> [WHAT YOU SHOULD DO]: Please render the lines running from the one containing "Patent image size: (759, 561)." through the one containing "The wall 82 is at (318, 281).", both included, as a JSON list of strings, one string per line, with blank lines left out.

> [PROVIDED RECORDS]:
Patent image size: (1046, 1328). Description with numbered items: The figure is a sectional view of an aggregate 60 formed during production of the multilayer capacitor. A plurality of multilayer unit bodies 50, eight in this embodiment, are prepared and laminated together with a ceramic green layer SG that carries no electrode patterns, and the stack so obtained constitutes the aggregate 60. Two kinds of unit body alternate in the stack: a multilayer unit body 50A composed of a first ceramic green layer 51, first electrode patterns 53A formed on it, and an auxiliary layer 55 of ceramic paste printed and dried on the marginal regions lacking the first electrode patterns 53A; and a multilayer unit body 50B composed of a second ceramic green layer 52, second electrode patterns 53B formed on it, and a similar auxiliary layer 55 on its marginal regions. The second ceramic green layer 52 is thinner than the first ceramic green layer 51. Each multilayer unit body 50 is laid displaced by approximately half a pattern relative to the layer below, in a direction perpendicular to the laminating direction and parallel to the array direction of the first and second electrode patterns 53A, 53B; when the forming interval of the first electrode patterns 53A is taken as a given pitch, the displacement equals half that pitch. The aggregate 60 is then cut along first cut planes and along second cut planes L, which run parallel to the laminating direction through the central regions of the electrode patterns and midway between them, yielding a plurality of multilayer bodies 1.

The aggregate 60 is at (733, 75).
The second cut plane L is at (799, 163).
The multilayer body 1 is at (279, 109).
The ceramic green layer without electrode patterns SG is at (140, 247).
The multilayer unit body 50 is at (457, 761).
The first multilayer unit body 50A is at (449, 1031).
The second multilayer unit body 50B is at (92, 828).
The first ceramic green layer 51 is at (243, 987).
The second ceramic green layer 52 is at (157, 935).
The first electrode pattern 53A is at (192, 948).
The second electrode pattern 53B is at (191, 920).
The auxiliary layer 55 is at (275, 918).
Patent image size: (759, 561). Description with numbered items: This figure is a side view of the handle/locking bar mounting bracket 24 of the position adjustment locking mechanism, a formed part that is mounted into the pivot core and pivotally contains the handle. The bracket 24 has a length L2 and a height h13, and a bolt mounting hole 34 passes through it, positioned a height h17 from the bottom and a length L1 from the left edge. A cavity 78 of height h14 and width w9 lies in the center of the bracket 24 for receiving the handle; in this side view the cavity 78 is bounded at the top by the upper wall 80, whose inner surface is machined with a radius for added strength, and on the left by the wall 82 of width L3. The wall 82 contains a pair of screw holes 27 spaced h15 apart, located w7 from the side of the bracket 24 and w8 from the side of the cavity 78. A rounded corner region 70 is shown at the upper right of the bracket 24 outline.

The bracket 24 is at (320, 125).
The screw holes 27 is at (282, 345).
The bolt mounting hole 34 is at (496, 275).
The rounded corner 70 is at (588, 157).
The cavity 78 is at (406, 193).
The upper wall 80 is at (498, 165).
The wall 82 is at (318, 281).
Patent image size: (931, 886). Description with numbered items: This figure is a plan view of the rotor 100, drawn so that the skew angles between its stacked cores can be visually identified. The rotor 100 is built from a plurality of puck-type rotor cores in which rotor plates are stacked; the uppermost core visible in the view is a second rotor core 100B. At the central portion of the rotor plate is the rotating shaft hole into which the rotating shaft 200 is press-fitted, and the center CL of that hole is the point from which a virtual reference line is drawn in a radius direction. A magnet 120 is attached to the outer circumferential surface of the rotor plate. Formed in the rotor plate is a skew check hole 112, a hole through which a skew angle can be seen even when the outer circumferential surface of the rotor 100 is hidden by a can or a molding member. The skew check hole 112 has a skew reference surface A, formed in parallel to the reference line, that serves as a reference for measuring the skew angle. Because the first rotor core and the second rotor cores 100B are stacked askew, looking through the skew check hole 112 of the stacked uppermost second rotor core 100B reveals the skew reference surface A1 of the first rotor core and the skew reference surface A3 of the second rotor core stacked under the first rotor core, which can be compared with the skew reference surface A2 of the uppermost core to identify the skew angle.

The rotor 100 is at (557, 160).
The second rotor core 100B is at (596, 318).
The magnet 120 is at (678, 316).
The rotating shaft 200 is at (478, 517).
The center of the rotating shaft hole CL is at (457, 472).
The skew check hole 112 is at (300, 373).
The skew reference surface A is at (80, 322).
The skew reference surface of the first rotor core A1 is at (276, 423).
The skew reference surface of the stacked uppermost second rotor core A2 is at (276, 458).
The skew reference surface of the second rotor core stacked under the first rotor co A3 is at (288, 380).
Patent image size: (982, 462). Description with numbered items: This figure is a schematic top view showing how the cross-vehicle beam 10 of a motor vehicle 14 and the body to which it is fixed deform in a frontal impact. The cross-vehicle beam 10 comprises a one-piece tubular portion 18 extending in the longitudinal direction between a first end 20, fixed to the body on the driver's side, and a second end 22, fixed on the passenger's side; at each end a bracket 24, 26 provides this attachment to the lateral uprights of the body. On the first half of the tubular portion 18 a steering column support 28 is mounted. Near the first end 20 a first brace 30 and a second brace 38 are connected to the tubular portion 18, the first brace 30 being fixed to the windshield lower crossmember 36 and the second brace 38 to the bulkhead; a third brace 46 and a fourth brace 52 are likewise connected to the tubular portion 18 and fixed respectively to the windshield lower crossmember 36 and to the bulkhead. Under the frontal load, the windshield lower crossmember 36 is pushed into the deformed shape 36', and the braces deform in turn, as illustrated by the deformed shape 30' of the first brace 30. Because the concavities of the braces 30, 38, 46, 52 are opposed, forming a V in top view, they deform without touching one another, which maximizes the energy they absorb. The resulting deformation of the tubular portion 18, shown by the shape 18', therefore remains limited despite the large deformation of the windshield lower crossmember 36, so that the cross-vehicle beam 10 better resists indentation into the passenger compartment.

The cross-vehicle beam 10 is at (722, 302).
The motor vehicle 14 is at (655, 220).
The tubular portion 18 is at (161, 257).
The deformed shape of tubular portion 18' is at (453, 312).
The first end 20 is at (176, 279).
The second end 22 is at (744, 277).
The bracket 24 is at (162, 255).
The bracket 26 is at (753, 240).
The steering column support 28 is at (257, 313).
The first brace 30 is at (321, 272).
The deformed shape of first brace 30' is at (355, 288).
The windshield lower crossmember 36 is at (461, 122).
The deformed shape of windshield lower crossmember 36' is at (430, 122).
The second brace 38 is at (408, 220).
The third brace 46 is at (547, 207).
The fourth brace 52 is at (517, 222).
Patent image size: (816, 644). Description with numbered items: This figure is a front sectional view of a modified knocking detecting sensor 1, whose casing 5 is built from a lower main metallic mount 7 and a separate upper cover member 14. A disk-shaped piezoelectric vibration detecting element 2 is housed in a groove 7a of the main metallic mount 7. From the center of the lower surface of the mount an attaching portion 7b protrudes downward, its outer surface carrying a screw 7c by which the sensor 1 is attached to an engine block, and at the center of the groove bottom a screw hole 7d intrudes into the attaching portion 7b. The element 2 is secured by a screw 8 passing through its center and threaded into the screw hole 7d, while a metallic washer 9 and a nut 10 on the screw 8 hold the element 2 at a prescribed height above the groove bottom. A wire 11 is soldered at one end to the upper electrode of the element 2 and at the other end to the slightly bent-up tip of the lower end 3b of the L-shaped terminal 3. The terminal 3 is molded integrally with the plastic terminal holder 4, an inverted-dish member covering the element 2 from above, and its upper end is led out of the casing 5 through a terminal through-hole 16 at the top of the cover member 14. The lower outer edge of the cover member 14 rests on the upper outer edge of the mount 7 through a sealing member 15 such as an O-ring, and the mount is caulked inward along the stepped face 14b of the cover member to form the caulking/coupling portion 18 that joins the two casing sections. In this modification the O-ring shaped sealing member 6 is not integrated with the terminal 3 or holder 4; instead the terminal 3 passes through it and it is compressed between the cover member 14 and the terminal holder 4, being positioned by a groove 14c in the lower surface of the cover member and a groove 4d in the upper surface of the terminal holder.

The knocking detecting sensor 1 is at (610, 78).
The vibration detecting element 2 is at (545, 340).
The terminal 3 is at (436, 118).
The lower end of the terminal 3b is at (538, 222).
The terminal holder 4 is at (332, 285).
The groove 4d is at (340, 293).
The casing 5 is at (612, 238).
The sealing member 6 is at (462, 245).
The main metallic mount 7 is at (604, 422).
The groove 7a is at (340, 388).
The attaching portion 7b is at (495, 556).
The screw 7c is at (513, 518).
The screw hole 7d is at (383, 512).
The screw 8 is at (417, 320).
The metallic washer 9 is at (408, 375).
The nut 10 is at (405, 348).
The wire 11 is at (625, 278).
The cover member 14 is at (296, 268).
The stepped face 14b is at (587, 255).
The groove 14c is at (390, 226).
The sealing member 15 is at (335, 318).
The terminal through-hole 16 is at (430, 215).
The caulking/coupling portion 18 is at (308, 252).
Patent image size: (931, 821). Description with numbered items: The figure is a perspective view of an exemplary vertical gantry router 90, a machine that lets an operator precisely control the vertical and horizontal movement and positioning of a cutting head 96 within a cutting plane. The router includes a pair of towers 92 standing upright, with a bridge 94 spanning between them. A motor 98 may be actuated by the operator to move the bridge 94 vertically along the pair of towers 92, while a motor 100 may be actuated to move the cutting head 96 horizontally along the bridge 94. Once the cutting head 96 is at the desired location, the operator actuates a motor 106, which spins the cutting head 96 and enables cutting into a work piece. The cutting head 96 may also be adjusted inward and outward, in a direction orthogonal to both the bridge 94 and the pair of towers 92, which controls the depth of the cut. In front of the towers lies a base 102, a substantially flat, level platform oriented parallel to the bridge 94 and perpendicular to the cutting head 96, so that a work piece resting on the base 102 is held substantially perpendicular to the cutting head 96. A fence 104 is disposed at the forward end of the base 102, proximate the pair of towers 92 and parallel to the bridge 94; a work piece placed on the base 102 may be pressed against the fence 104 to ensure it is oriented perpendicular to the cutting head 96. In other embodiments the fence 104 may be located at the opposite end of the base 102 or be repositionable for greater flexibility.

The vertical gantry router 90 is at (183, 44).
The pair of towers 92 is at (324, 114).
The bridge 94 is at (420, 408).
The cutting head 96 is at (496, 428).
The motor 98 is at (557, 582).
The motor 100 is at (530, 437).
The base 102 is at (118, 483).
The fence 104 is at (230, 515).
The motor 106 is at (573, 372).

> [THE RESPONSE]:
[
  "Patent image size: (759, 561). Description with numbered items: This figure is a side view of the handle/locking bar mounting bracket 24 of the position adjustment locking mechanism, a formed part that is mounted into the pivot core and pivotally contains the handle. The bracket 24 has a length L2 and a height h13, and a bolt mounting hole 34 passes through it, positioned a height h17 from the bottom and a length L1 from the left edge. A cavity 78 of height h14 and width w9 lies in the center of the bracket 24 for receiving the handle; in this side view the cavity 78 is bounded at the top by the upper wall 80, whose inner surface is machined with a radius for added strength, and on the left by the wall 82 of width L3. The wall 82 contains a pair of screw holes 27 spaced h15 apart, located w7 from the side of the bracket 24 and w8 from the side of the cavity 78. A rounded corner region 70 is shown at the upper right of the bracket 24 outline.",
  "The bracket 24 is at (320, 125).",
  "The screw holes 27 is at (282, 345).",
  "The bolt mounting hole 34 is at (496, 275).",
  "The rounded corner 70 is at (588, 157).",
  "The cavity 78 is at (406, 193).",
  "The upper wall 80 is at (498, 165).",
  "The wall 82 is at (318, 281)."
]